## Set task
Where a line contains the word "mice", copy that line in full.

## Supplied data

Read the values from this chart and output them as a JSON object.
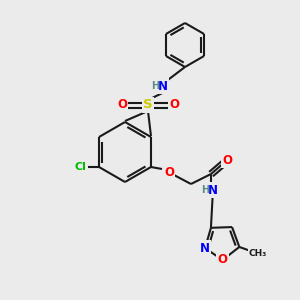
{
  "bg_color": "#ebebeb",
  "bond_color": "#1a1a1a",
  "atom_colors": {
    "N": "#0000ff",
    "O": "#ff0000",
    "S": "#cccc00",
    "Cl": "#00bb00",
    "H": "#5a8a8a",
    "C": "#1a1a1a"
  },
  "font_size": 8.5,
  "small_font": 7
}
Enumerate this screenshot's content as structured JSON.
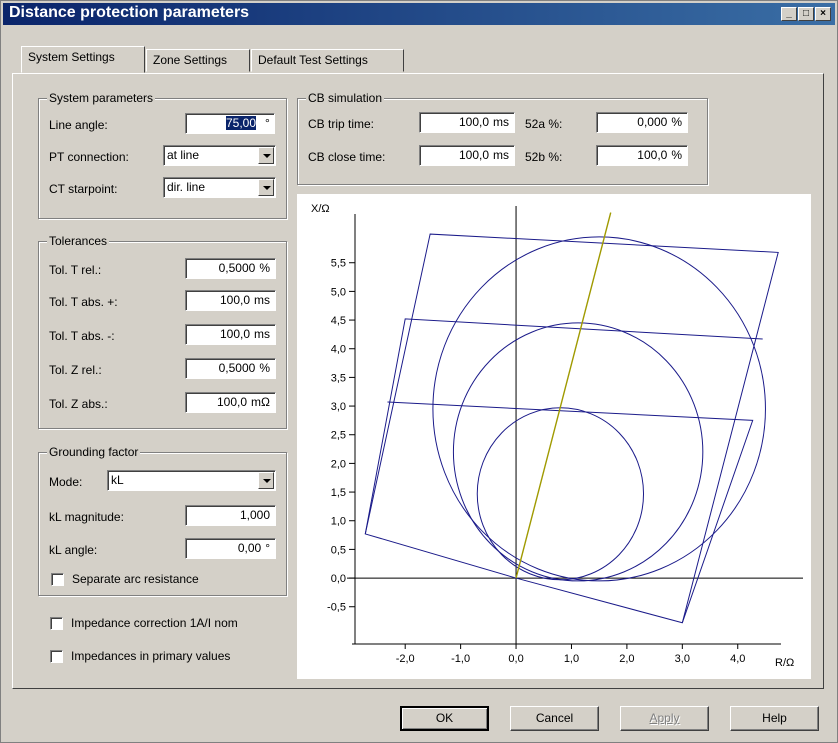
{
  "window": {
    "title": "Distance protection parameters"
  },
  "tabs": [
    "System Settings",
    "Zone Settings",
    "Default Test Settings"
  ],
  "system": {
    "title": "System parameters",
    "line_angle_label": "Line angle:",
    "line_angle": "75,00",
    "line_angle_unit": "°",
    "pt_label": "PT connection:",
    "pt_value": "at line",
    "ct_label": "CT starpoint:",
    "ct_value": "dir. line"
  },
  "cb": {
    "title": "CB simulation",
    "trip_label": "CB trip time:",
    "trip_value": "100,0",
    "trip_unit": "ms",
    "close_label": "CB close time:",
    "close_value": "100,0",
    "close_unit": "ms",
    "a52_label": "52a %:",
    "a52_value": "0,000",
    "a52_unit": "%",
    "b52_label": "52b %:",
    "b52_value": "100,0",
    "b52_unit": "%"
  },
  "tolerances": {
    "title": "Tolerances",
    "rows": [
      {
        "label": "Tol. T rel.:",
        "value": "0,5000",
        "unit": "%"
      },
      {
        "label": "Tol. T abs. +:",
        "value": "100,0",
        "unit": "ms"
      },
      {
        "label": "Tol. T abs. -:",
        "value": "100,0",
        "unit": "ms"
      },
      {
        "label": "Tol. Z rel.:",
        "value": "0,5000",
        "unit": "%"
      },
      {
        "label": "Tol. Z abs.:",
        "value": "100,0",
        "unit": "mΩ"
      }
    ]
  },
  "grounding": {
    "title": "Grounding factor",
    "mode_label": "Mode:",
    "mode_value": "kL",
    "mag_label": "kL magnitude:",
    "mag_value": "1,000",
    "angle_label": "kL angle:",
    "angle_value": "0,00",
    "angle_unit": "°",
    "separate_arc": "Separate arc resistance"
  },
  "checks": {
    "imp_correction": "Impedance correction 1A/I nom",
    "imp_primary": "Impedances in primary values"
  },
  "buttons": {
    "ok": "OK",
    "cancel": "Cancel",
    "apply": "Apply",
    "help": "Help"
  },
  "chart_data": {
    "type": "scatter",
    "xlabel": "R/Ω",
    "ylabel": "X/Ω",
    "xlim": [
      -3.05,
      4.6
    ],
    "ylim": [
      -1.15,
      6.35
    ],
    "x_ticks": [
      -2.0,
      -1.0,
      0.0,
      1.0,
      2.0,
      3.0,
      4.0
    ],
    "x_tick_labels": [
      "-2,0",
      "-1,0",
      "0,0",
      "1,0",
      "2,0",
      "3,0",
      "4,0"
    ],
    "y_ticks": [
      -0.5,
      0.0,
      0.5,
      1.0,
      1.5,
      2.0,
      2.5,
      3.0,
      3.5,
      4.0,
      4.5,
      5.0,
      5.5
    ],
    "y_tick_labels": [
      "-0,5",
      "0,0",
      "0,5",
      "1,0",
      "1,5",
      "2,0",
      "2,5",
      "3,0",
      "3,5",
      "4,0",
      "4,5",
      "5,0",
      "5,5"
    ],
    "line_angle_deg": 75,
    "line_color": "#a09a00",
    "zone_color": "#1b1b8a",
    "circles": [
      {
        "cx": 0.8,
        "cy": 1.47,
        "r": 1.5
      },
      {
        "cx": 1.12,
        "cy": 2.2,
        "r": 2.25
      },
      {
        "cx": 1.5,
        "cy": 2.95,
        "r": 3.0
      }
    ],
    "polylines": [
      [
        [
          0.0,
          0.0
        ],
        [
          -2.72,
          0.77
        ],
        [
          -2.0,
          4.52
        ],
        [
          4.45,
          4.17
        ]
      ],
      [
        [
          -2.32,
          3.07
        ],
        [
          4.27,
          2.75
        ],
        [
          3.0,
          -0.78
        ],
        [
          0.0,
          0.0
        ]
      ],
      [
        [
          -2.72,
          0.77
        ],
        [
          -1.55,
          6.0
        ],
        [
          4.73,
          5.68
        ],
        [
          3.0,
          -0.78
        ]
      ]
    ]
  }
}
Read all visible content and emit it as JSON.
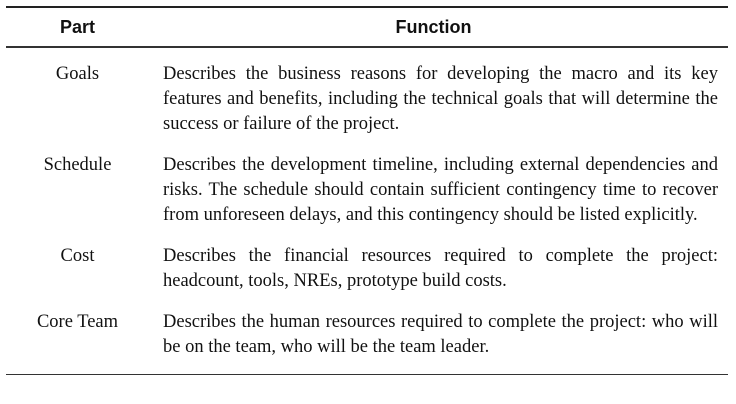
{
  "header": {
    "part": "Part",
    "function": "Function"
  },
  "rows": [
    {
      "part": "Goals",
      "function": "Describes the business reasons for developing the macro and its key features and benefits, including the technical goals that will determine the success or failure of the project."
    },
    {
      "part": "Schedule",
      "function": "Describes the development timeline, including external dependencies and risks. The schedule should contain sufficient contingency time to recover from unforeseen delays, and this contingency should be listed explicitly."
    },
    {
      "part": "Cost",
      "function": "Describes the financial resources required to complete the project: headcount, tools, NREs, prototype build costs."
    },
    {
      "part": "Core Team",
      "function": "Describes the human resources required to complete the project: who will be on the team, who will be the team leader."
    }
  ]
}
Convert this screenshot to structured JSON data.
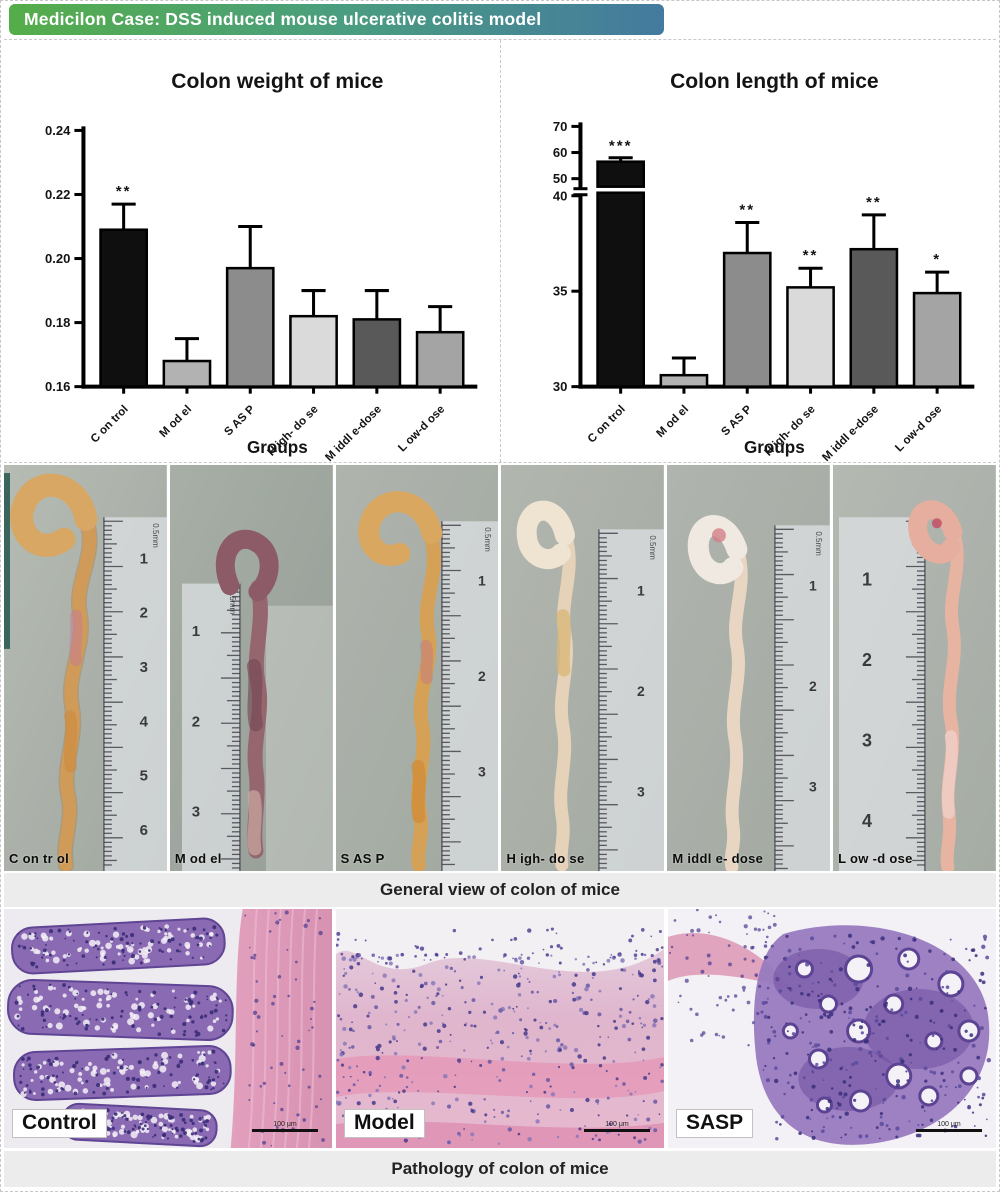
{
  "banner": {
    "title": "Medicilon Case: DSS induced mouse ulcerative colitis model"
  },
  "captions": {
    "general_view": "General view of colon of mice",
    "pathology": "Pathology of colon of mice"
  },
  "chart_data": [
    {
      "type": "bar",
      "title": "Colon weight of mice",
      "xlabel": "Groups",
      "categories": [
        "C on trol",
        "M od el",
        "S AS P",
        "H igh- do se",
        "M iddl e-dose",
        "L ow-d ose"
      ],
      "values": [
        0.209,
        0.168,
        0.197,
        0.182,
        0.181,
        0.177
      ],
      "error_high": [
        0.217,
        0.175,
        0.21,
        0.19,
        0.19,
        0.185
      ],
      "significance": [
        "**",
        "",
        "",
        "",
        "",
        ""
      ],
      "ylim": [
        0.16,
        0.24
      ],
      "yticks": [
        0.16,
        0.18,
        0.2,
        0.22,
        0.24
      ],
      "ytick_labels": [
        "0.16",
        "0.18",
        "0.20",
        "0.22",
        "0.24"
      ],
      "bar_colors": [
        "#0f0f0f",
        "#b2b2b2",
        "#8c8c8c",
        "#dadada",
        "#595959",
        "#a4a4a4"
      ],
      "grid": false,
      "legend": "none"
    },
    {
      "type": "bar",
      "title": "Colon length of mice",
      "xlabel": "Groups",
      "categories": [
        "C on trol",
        "M od el",
        "S AS P",
        "H igh- do se",
        "M iddl e-dose",
        "L ow-d ose"
      ],
      "values": [
        56.5,
        30.6,
        37.0,
        35.2,
        37.2,
        34.9
      ],
      "error_high": [
        58.0,
        31.5,
        38.6,
        36.2,
        39.0,
        36.0
      ],
      "significance": [
        "***",
        "",
        "**",
        "**",
        "**",
        "*"
      ],
      "axis_break": true,
      "lower_segment": {
        "range": [
          30,
          40
        ],
        "ticks": [
          30,
          35,
          40
        ],
        "tick_labels": [
          "30",
          "35",
          "40"
        ]
      },
      "upper_segment": {
        "range": [
          50,
          70
        ],
        "ticks": [
          50,
          60,
          70
        ],
        "tick_labels": [
          "50",
          "60",
          "70"
        ]
      },
      "bar_colors": [
        "#0f0f0f",
        "#b2b2b2",
        "#8c8c8c",
        "#dadada",
        "#595959",
        "#a4a4a4"
      ],
      "grid": false,
      "legend": "none"
    }
  ],
  "photos": {
    "caption": "General view of colon of mice",
    "ruler_unit": "0.5mm",
    "items": [
      {
        "label": "C on tr ol",
        "colon_color": "#d09a58",
        "ruler_numbers": [
          "1",
          "2",
          "3",
          "4",
          "5",
          "6"
        ]
      },
      {
        "label": "M od el",
        "colon_color": "#96666f",
        "ruler_numbers": [
          "1",
          "2",
          "3"
        ]
      },
      {
        "label": "S AS P",
        "colon_color": "#d4a156",
        "ruler_numbers": [
          "1",
          "2",
          "3"
        ]
      },
      {
        "label": "H igh- do se",
        "colon_color": "#e6d2b8",
        "ruler_numbers": [
          "1",
          "2",
          "3"
        ]
      },
      {
        "label": "M iddl e- dose",
        "colon_color": "#e9d6c2",
        "ruler_numbers": [
          "1",
          "2",
          "3"
        ]
      },
      {
        "label": "L ow -d ose",
        "colon_color": "#e7b4a2",
        "ruler_numbers": [
          "1",
          "2",
          "3",
          "4"
        ]
      }
    ]
  },
  "pathology": {
    "caption": "Pathology of colon of mice",
    "scale_label": "100 μm",
    "items": [
      {
        "label": "Control"
      },
      {
        "label": "Model"
      },
      {
        "label": "SASP"
      }
    ]
  }
}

## Exercise result
    "general_view": "General view of colon of mice",
    "pathology": "Pathology of colon of mice"
      "title": "Colon weight of mice",
      "title": "Colon length of mice",
    "caption": "General view of colon of mice",
    "caption": "Pathology of colon of mice",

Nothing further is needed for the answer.